begin Input material
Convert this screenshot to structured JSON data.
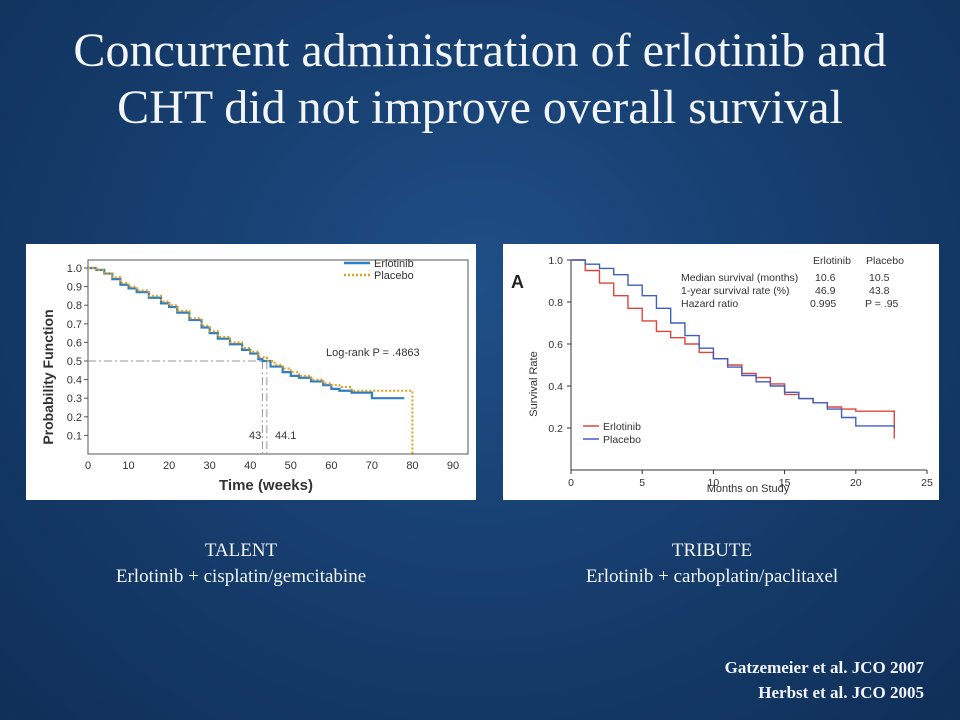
{
  "slide": {
    "title_line1": "Concurrent administration of erlotinib and",
    "title_line2": "CHT did not improve overall survival",
    "references": [
      "Gatzemeier et al. JCO 2007",
      "Herbst et al. JCO 2005"
    ]
  },
  "captions": [
    {
      "trial": "TALENT",
      "regimen": "Erlotinib + cisplatin/gemcitabine"
    },
    {
      "trial": "TRIBUTE",
      "regimen": "Erlotinib + carboplatin/paclitaxel"
    }
  ],
  "colors": {
    "background": "#173f70",
    "talent_erlotinib": "#2f7fc1",
    "talent_placebo": "#e0a020",
    "tribute_erlotinib": "#e0453a",
    "tribute_placebo": "#3f5fbf"
  },
  "chart_data": [
    {
      "type": "line",
      "title": "",
      "xlabel": "Time (weeks)",
      "ylabel": "Probability Function",
      "xlim": [
        0,
        90
      ],
      "ylim": [
        0,
        1.0
      ],
      "xticks": [
        0,
        10,
        20,
        30,
        40,
        50,
        60,
        70,
        80,
        90
      ],
      "yticks": [
        0.1,
        0.2,
        0.3,
        0.4,
        0.5,
        0.6,
        0.7,
        0.8,
        0.9,
        1.0
      ],
      "legend_position": "top-right",
      "annotations": {
        "logrank": "Log-rank P = .4863",
        "median_erlotinib": "43",
        "median_placebo": "44.1"
      },
      "series": [
        {
          "name": "Erlotinib",
          "x": [
            0,
            2,
            4,
            6,
            8,
            10,
            12,
            15,
            18,
            20,
            22,
            25,
            28,
            30,
            32,
            35,
            38,
            40,
            42,
            43,
            45,
            48,
            50,
            52,
            55,
            58,
            60,
            62,
            65,
            68,
            70,
            75,
            78
          ],
          "y": [
            1.0,
            0.99,
            0.97,
            0.94,
            0.91,
            0.89,
            0.87,
            0.84,
            0.81,
            0.79,
            0.76,
            0.72,
            0.68,
            0.65,
            0.62,
            0.59,
            0.56,
            0.54,
            0.51,
            0.5,
            0.47,
            0.44,
            0.42,
            0.41,
            0.39,
            0.37,
            0.35,
            0.34,
            0.33,
            0.33,
            0.3,
            0.3,
            0.3
          ]
        },
        {
          "name": "Placebo",
          "x": [
            0,
            2,
            4,
            6,
            8,
            10,
            12,
            15,
            18,
            20,
            22,
            25,
            28,
            30,
            32,
            35,
            38,
            40,
            42,
            44.1,
            46,
            48,
            50,
            52,
            55,
            58,
            60,
            62,
            65,
            70,
            75,
            80,
            80
          ],
          "y": [
            1.0,
            0.99,
            0.97,
            0.95,
            0.92,
            0.9,
            0.88,
            0.85,
            0.82,
            0.8,
            0.77,
            0.73,
            0.69,
            0.66,
            0.63,
            0.6,
            0.57,
            0.55,
            0.52,
            0.5,
            0.48,
            0.46,
            0.44,
            0.42,
            0.4,
            0.38,
            0.37,
            0.36,
            0.34,
            0.34,
            0.34,
            0.34,
            0.0
          ]
        }
      ]
    },
    {
      "type": "line",
      "title": "",
      "panel_label": "A",
      "xlabel": "Months on Study",
      "ylabel": "Survival Rate",
      "xlim": [
        0,
        25
      ],
      "ylim": [
        0,
        1.0
      ],
      "xticks": [
        0,
        5,
        10,
        15,
        20,
        25
      ],
      "yticks": [
        0.2,
        0.4,
        0.6,
        0.8,
        1.0
      ],
      "legend_position": "bottom-left",
      "stats_table": {
        "headers": [
          "",
          "Erlotinib",
          "Placebo"
        ],
        "rows": [
          [
            "Median survival (months)",
            "10.6",
            "10.5"
          ],
          [
            "1-year survival rate (%)",
            "46.9",
            "43.8"
          ],
          [
            "Hazard ratio",
            "0.995",
            "P = .95"
          ]
        ]
      },
      "series": [
        {
          "name": "Erlotinib",
          "x": [
            0,
            1,
            2,
            3,
            4,
            5,
            6,
            7,
            8,
            9,
            10,
            11,
            12,
            13,
            14,
            15,
            16,
            17,
            18,
            19,
            20,
            21,
            22,
            22.7,
            22.7
          ],
          "y": [
            1.0,
            0.95,
            0.89,
            0.83,
            0.77,
            0.71,
            0.66,
            0.63,
            0.6,
            0.56,
            0.53,
            0.5,
            0.46,
            0.44,
            0.41,
            0.36,
            0.34,
            0.32,
            0.3,
            0.29,
            0.28,
            0.28,
            0.28,
            0.28,
            0.15
          ]
        },
        {
          "name": "Placebo",
          "x": [
            0,
            1,
            2,
            3,
            4,
            5,
            6,
            7,
            8,
            9,
            10,
            11,
            12,
            13,
            14,
            15,
            16,
            17,
            18,
            19,
            20,
            21,
            22,
            22.7,
            22.7
          ],
          "y": [
            1.0,
            0.98,
            0.96,
            0.93,
            0.88,
            0.83,
            0.77,
            0.7,
            0.64,
            0.58,
            0.53,
            0.49,
            0.45,
            0.42,
            0.4,
            0.37,
            0.34,
            0.32,
            0.29,
            0.25,
            0.21,
            0.21,
            0.21,
            0.21,
            0.2
          ]
        }
      ]
    }
  ]
}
end Input material
▶ **Exercise prompt**: All records should be output exactly, with the pictures left out.

▶ **Output of the exercise**:
Convert this screenshot to structured JSON data.
{
  "slide": {
    "title_line1": "Concurrent administration of erlotinib and",
    "title_line2": "CHT did not improve overall survival",
    "references": [
      "Gatzemeier et al. JCO 2007",
      "Herbst et al. JCO 2005"
    ]
  },
  "captions": [
    {
      "trial": "TALENT",
      "regimen": "Erlotinib + cisplatin/gemcitabine"
    },
    {
      "trial": "TRIBUTE",
      "regimen": "Erlotinib + carboplatin/paclitaxel"
    }
  ],
  "colors": {
    "background": "#173f70",
    "talent_erlotinib": "#2f7fc1",
    "talent_placebo": "#e0a020",
    "tribute_erlotinib": "#e0453a",
    "tribute_placebo": "#3f5fbf"
  },
  "chart_data": [
    {
      "type": "line",
      "title": "",
      "xlabel": "Time (weeks)",
      "ylabel": "Probability Function",
      "xlim": [
        0,
        90
      ],
      "ylim": [
        0,
        1.0
      ],
      "xticks": [
        0,
        10,
        20,
        30,
        40,
        50,
        60,
        70,
        80,
        90
      ],
      "yticks": [
        0.1,
        0.2,
        0.3,
        0.4,
        0.5,
        0.6,
        0.7,
        0.8,
        0.9,
        1.0
      ],
      "legend_position": "top-right",
      "annotations": {
        "logrank": "Log-rank P = .4863",
        "median_erlotinib": "43",
        "median_placebo": "44.1"
      },
      "series": [
        {
          "name": "Erlotinib",
          "x": [
            0,
            2,
            4,
            6,
            8,
            10,
            12,
            15,
            18,
            20,
            22,
            25,
            28,
            30,
            32,
            35,
            38,
            40,
            42,
            43,
            45,
            48,
            50,
            52,
            55,
            58,
            60,
            62,
            65,
            68,
            70,
            75,
            78
          ],
          "y": [
            1.0,
            0.99,
            0.97,
            0.94,
            0.91,
            0.89,
            0.87,
            0.84,
            0.81,
            0.79,
            0.76,
            0.72,
            0.68,
            0.65,
            0.62,
            0.59,
            0.56,
            0.54,
            0.51,
            0.5,
            0.47,
            0.44,
            0.42,
            0.41,
            0.39,
            0.37,
            0.35,
            0.34,
            0.33,
            0.33,
            0.3,
            0.3,
            0.3
          ]
        },
        {
          "name": "Placebo",
          "x": [
            0,
            2,
            4,
            6,
            8,
            10,
            12,
            15,
            18,
            20,
            22,
            25,
            28,
            30,
            32,
            35,
            38,
            40,
            42,
            44.1,
            46,
            48,
            50,
            52,
            55,
            58,
            60,
            62,
            65,
            70,
            75,
            80,
            80
          ],
          "y": [
            1.0,
            0.99,
            0.97,
            0.95,
            0.92,
            0.9,
            0.88,
            0.85,
            0.82,
            0.8,
            0.77,
            0.73,
            0.69,
            0.66,
            0.63,
            0.6,
            0.57,
            0.55,
            0.52,
            0.5,
            0.48,
            0.46,
            0.44,
            0.42,
            0.4,
            0.38,
            0.37,
            0.36,
            0.34,
            0.34,
            0.34,
            0.34,
            0.0
          ]
        }
      ]
    },
    {
      "type": "line",
      "title": "",
      "panel_label": "A",
      "xlabel": "Months on Study",
      "ylabel": "Survival Rate",
      "xlim": [
        0,
        25
      ],
      "ylim": [
        0,
        1.0
      ],
      "xticks": [
        0,
        5,
        10,
        15,
        20,
        25
      ],
      "yticks": [
        0.2,
        0.4,
        0.6,
        0.8,
        1.0
      ],
      "legend_position": "bottom-left",
      "stats_table": {
        "headers": [
          "",
          "Erlotinib",
          "Placebo"
        ],
        "rows": [
          [
            "Median survival (months)",
            "10.6",
            "10.5"
          ],
          [
            "1-year survival rate (%)",
            "46.9",
            "43.8"
          ],
          [
            "Hazard ratio",
            "0.995",
            "P = .95"
          ]
        ]
      },
      "series": [
        {
          "name": "Erlotinib",
          "x": [
            0,
            1,
            2,
            3,
            4,
            5,
            6,
            7,
            8,
            9,
            10,
            11,
            12,
            13,
            14,
            15,
            16,
            17,
            18,
            19,
            20,
            21,
            22,
            22.7,
            22.7
          ],
          "y": [
            1.0,
            0.95,
            0.89,
            0.83,
            0.77,
            0.71,
            0.66,
            0.63,
            0.6,
            0.56,
            0.53,
            0.5,
            0.46,
            0.44,
            0.41,
            0.36,
            0.34,
            0.32,
            0.3,
            0.29,
            0.28,
            0.28,
            0.28,
            0.28,
            0.15
          ]
        },
        {
          "name": "Placebo",
          "x": [
            0,
            1,
            2,
            3,
            4,
            5,
            6,
            7,
            8,
            9,
            10,
            11,
            12,
            13,
            14,
            15,
            16,
            17,
            18,
            19,
            20,
            21,
            22,
            22.7,
            22.7
          ],
          "y": [
            1.0,
            0.98,
            0.96,
            0.93,
            0.88,
            0.83,
            0.77,
            0.7,
            0.64,
            0.58,
            0.53,
            0.49,
            0.45,
            0.42,
            0.4,
            0.37,
            0.34,
            0.32,
            0.29,
            0.25,
            0.21,
            0.21,
            0.21,
            0.21,
            0.2
          ]
        }
      ]
    }
  ]
}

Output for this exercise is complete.